Do any lines in the data below contain "采用计划成本或售价核算的"? If so, copy every one of them.

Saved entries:
— START —
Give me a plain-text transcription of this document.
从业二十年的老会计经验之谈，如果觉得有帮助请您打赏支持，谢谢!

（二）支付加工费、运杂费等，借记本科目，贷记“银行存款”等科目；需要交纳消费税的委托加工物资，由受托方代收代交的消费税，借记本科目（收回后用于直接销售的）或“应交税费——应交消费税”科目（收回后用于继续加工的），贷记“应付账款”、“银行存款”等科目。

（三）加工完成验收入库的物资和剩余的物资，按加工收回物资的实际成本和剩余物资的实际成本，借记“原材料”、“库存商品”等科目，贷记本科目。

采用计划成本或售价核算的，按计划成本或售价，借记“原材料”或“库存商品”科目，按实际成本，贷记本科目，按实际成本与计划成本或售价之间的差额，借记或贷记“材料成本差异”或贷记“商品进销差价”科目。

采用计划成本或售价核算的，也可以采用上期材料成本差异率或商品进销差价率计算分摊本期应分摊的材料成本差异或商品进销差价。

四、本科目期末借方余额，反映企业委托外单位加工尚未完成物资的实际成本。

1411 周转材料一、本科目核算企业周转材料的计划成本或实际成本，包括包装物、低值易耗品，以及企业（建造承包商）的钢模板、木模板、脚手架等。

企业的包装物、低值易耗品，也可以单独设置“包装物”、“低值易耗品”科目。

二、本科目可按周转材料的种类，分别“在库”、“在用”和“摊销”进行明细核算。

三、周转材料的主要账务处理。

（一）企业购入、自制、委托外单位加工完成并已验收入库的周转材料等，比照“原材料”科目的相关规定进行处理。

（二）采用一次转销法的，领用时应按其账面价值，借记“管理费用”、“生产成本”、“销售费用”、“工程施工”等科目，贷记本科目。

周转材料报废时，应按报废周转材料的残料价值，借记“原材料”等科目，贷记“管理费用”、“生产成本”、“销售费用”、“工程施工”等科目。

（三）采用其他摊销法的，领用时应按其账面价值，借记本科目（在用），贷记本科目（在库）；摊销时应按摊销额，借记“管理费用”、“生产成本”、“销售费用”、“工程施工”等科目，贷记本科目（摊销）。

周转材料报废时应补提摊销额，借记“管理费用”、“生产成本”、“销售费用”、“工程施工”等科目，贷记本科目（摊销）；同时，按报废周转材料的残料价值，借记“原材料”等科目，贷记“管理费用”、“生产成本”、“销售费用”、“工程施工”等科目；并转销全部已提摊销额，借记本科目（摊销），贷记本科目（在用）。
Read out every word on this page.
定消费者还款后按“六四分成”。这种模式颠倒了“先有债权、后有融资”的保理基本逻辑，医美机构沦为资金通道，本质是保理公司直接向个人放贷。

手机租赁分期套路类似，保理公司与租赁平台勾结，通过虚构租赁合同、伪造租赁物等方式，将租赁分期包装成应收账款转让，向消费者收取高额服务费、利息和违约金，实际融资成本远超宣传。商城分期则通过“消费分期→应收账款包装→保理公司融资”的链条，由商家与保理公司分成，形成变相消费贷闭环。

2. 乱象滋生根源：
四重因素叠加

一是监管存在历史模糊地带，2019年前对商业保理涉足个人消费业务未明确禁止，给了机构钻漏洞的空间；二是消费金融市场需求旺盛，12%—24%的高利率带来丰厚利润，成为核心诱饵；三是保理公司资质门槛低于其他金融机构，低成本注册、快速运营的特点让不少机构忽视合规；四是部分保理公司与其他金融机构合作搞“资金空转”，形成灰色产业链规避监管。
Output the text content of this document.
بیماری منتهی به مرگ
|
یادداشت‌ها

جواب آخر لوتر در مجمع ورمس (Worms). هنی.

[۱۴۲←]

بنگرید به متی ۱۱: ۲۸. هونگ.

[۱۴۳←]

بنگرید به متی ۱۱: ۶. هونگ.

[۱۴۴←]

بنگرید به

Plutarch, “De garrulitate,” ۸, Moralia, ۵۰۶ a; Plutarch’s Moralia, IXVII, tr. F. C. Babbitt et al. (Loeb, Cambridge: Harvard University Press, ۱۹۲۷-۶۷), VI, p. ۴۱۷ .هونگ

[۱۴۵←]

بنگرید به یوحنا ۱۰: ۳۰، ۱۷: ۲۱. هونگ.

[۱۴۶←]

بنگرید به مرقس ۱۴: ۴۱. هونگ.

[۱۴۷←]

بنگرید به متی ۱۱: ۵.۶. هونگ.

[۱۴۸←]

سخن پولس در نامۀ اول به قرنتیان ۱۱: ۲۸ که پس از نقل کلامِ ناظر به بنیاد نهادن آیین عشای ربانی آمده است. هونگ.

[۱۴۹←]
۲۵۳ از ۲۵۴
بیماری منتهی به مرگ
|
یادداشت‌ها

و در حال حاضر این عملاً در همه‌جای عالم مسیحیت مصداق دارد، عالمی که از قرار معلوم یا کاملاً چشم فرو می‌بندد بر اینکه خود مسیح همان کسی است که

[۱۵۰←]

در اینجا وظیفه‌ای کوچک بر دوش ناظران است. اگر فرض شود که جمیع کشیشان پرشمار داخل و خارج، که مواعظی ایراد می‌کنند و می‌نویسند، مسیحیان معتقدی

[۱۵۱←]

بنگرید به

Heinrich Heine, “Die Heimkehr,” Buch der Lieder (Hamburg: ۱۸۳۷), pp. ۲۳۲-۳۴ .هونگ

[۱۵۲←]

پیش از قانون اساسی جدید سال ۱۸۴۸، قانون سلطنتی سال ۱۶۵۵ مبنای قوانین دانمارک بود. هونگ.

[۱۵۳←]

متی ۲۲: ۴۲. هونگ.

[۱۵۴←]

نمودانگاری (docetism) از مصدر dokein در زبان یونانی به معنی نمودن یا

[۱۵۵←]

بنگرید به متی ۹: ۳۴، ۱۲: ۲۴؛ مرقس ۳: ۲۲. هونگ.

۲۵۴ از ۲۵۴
— END —
- **REPLY**
采用计划成本或售价核算的，按计划成本或售价，借记“原材料”或“库存商品”科目，按实际成本，贷记本科目，按实际成本与计划成本或售价之间的差额，借记或贷记“材料成本差异”或贷记“商品进销差价”科目。
采用计划成本或售价核算的，也可以采用上期材料成本差异率或商品进销差价率计算分摊本期应分摊的材料成本差异或商品进销差价。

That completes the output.